- **Challenge**
Nothing in the records may be left out or altered; reproduce them all exactly.

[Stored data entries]
##############################

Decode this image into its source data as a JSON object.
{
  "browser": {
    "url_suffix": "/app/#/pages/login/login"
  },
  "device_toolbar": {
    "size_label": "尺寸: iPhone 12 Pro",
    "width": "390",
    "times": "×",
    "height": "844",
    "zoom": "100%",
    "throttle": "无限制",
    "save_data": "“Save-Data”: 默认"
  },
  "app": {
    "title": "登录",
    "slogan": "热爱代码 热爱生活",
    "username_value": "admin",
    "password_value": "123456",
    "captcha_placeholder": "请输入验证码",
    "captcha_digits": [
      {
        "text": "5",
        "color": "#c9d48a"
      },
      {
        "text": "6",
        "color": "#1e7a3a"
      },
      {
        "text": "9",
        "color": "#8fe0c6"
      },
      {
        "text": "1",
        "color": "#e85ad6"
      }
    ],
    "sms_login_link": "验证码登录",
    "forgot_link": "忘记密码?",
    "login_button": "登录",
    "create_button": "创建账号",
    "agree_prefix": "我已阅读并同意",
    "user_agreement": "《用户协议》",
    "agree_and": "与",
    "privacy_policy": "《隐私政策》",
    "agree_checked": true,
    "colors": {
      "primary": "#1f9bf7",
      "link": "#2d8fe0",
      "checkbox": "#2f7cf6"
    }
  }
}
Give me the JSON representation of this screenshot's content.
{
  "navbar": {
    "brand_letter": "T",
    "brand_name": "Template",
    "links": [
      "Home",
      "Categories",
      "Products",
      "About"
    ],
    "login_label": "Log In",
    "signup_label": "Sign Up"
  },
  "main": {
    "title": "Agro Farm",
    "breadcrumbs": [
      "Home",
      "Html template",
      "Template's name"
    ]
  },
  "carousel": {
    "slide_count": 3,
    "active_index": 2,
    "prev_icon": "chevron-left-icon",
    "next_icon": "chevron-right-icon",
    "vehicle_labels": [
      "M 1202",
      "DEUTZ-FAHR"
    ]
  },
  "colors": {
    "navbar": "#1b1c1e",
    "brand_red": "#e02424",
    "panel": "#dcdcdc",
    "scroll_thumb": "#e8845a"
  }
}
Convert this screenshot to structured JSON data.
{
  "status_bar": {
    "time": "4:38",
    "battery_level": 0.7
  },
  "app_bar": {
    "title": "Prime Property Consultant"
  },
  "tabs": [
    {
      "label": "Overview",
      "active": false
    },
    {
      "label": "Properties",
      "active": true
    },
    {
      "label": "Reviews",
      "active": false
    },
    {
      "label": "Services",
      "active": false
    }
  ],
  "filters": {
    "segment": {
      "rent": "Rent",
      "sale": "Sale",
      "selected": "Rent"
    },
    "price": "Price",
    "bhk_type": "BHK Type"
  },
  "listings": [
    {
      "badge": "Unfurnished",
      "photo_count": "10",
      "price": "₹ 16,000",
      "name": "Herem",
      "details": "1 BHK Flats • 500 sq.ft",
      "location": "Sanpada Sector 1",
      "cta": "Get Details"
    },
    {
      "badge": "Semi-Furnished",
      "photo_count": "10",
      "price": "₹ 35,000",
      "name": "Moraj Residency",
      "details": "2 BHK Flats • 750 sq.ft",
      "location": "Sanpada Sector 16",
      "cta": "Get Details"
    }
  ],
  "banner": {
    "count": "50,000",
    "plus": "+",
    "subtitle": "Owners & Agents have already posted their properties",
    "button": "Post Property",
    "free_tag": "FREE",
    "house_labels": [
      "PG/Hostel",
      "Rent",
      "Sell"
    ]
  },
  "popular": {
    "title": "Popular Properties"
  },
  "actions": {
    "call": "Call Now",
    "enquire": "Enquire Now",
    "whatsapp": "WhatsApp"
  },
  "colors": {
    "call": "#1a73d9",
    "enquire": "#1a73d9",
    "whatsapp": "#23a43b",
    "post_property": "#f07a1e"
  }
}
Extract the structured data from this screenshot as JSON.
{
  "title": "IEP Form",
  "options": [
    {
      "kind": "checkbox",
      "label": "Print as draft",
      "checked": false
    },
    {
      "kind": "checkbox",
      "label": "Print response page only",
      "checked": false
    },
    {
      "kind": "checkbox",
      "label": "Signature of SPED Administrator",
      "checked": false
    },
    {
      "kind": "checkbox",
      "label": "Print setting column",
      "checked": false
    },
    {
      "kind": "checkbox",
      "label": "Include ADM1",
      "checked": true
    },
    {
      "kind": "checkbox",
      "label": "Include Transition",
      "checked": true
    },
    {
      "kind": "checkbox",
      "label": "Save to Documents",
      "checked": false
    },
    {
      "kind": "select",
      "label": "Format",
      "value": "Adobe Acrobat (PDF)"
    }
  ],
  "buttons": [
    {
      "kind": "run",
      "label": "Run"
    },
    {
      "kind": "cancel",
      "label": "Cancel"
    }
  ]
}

##############################

- **Exercise answer**
Decode this image into its source data as a JSON object.
{
  "browser": {
    "url_suffix": "/app/#/pages/login/login"
  },
  "device_toolbar": {
    "size_label": "尺寸: iPhone 12 Pro",
    "width": "390",
    "times": "×",
    "height": "844",
    "zoom": "100%",
    "throttle": "无限制",
    "save_data": "“Save-Data”: 默认"
  },
  "app": {
    "title": "登录",
    "slogan": "热爱代码 热爱生活",
    "username_value": "admin",
    "password_value": "123456",
    "captcha_placeholder": "请输入验证码",
    "captcha_digits": [
      {
        "text": "5",
        "color": "#c9d48a"
      },
      {
        "text": "6",
        "color": "#1e7a3a"
      },
      {
        "text": "9",
        "color": "#8fe0c6"
      },
      {
        "text": "1",
        "color": "#e85ad6"
      }
    ],
    "sms_login_link": "验证码登录",
    "forgot_link": "忘记密码?",
    "login_button": "登录",
    "create_button": "创建账号",
    "agree_prefix": "我已阅读并同意",
    "user_agreement": "《用户协议》",
    "agree_and": "与",
    "privacy_policy": "《隐私政策》",
    "agree_checked": true,
    "colors": {
      "primary": "#1f9bf7",
      "link": "#2d8fe0",
      "checkbox": "#2f7cf6"
    }
  }
}
Give me the JSON representation of this screenshot's content.
{
  "navbar": {
    "brand_letter": "T",
    "brand_name": "Template",
    "links": [
      "Home",
      "Categories",
      "Products",
      "About"
    ],
    "login_label": "Log In",
    "signup_label": "Sign Up"
  },
  "main": {
    "title": "Agro Farm",
    "breadcrumbs": [
      "Home",
      "Html template",
      "Template's name"
    ]
  },
  "carousel": {
    "slide_count": 3,
    "active_index": 2,
    "prev_icon": "chevron-left-icon",
    "next_icon": "chevron-right-icon",
    "vehicle_labels": [
      "M 1202",
      "DEUTZ-FAHR"
    ]
  },
  "colors": {
    "navbar": "#1b1c1e",
    "brand_red": "#e02424",
    "panel": "#dcdcdc",
    "scroll_thumb": "#e8845a"
  }
}
Convert this screenshot to structured JSON data.
{
  "status_bar": {
    "time": "4:38",
    "battery_level": 0.7
  },
  "app_bar": {
    "title": "Prime Property Consultant"
  },
  "tabs": [
    {
      "label": "Overview",
      "active": false
    },
    {
      "label": "Properties",
      "active": true
    },
    {
      "label": "Reviews",
      "active": false
    },
    {
      "label": "Services",
      "active": false
    }
  ],
  "filters": {
    "segment": {
      "rent": "Rent",
      "sale": "Sale",
      "selected": "Rent"
    },
    "price": "Price",
    "bhk_type": "BHK Type"
  },
  "listings": [
    {
      "badge": "Unfurnished",
      "photo_count": "10",
      "price": "₹ 16,000",
      "name": "Herem",
      "details": "1 BHK Flats • 500 sq.ft",
      "location": "Sanpada Sector 1",
      "cta": "Get Details"
    },
    {
      "badge": "Semi-Furnished",
      "photo_count": "10",
      "price": "₹ 35,000",
      "name": "Moraj Residency",
      "details": "2 BHK Flats • 750 sq.ft",
      "location": "Sanpada Sector 16",
      "cta": "Get Details"
    }
  ],
  "banner": {
    "count": "50,000",
    "plus": "+",
    "subtitle": "Owners & Agents have already posted their properties",
    "button": "Post Property",
    "free_tag": "FREE",
    "house_labels": [
      "PG/Hostel",
      "Rent",
      "Sell"
    ]
  },
  "popular": {
    "title": "Popular Properties"
  },
  "actions": {
    "call": "Call Now",
    "enquire": "Enquire Now",
    "whatsapp": "WhatsApp"
  },
  "colors": {
    "call": "#1a73d9",
    "enquire": "#1a73d9",
    "whatsapp": "#23a43b",
    "post_property": "#f07a1e"
  }
}
Extract the structured data from this screenshot as JSON.
{
  "title": "IEP Form",
  "options": [
    {
      "kind": "checkbox",
      "label": "Print as draft",
      "checked": false
    },
    {
      "kind": "checkbox",
      "label": "Print response page only",
      "checked": false
    },
    {
      "kind": "checkbox",
      "label": "Signature of SPED Administrator",
      "checked": false
    },
    {
      "kind": "checkbox",
      "label": "Print setting column",
      "checked": false
    },
    {
      "kind": "checkbox",
      "label": "Include ADM1",
      "checked": true
    },
    {
      "kind": "checkbox",
      "label": "Include Transition",
      "checked": true
    },
    {
      "kind": "checkbox",
      "label": "Save to Documents",
      "checked": false
    },
    {
      "kind": "select",
      "label": "Format",
      "value": "Adobe Acrobat (PDF)"
    }
  ],
  "buttons": [
    {
      "kind": "run",
      "label": "Run"
    },
    {
      "kind": "cancel",
      "label": "Cancel"
    }
  ]
}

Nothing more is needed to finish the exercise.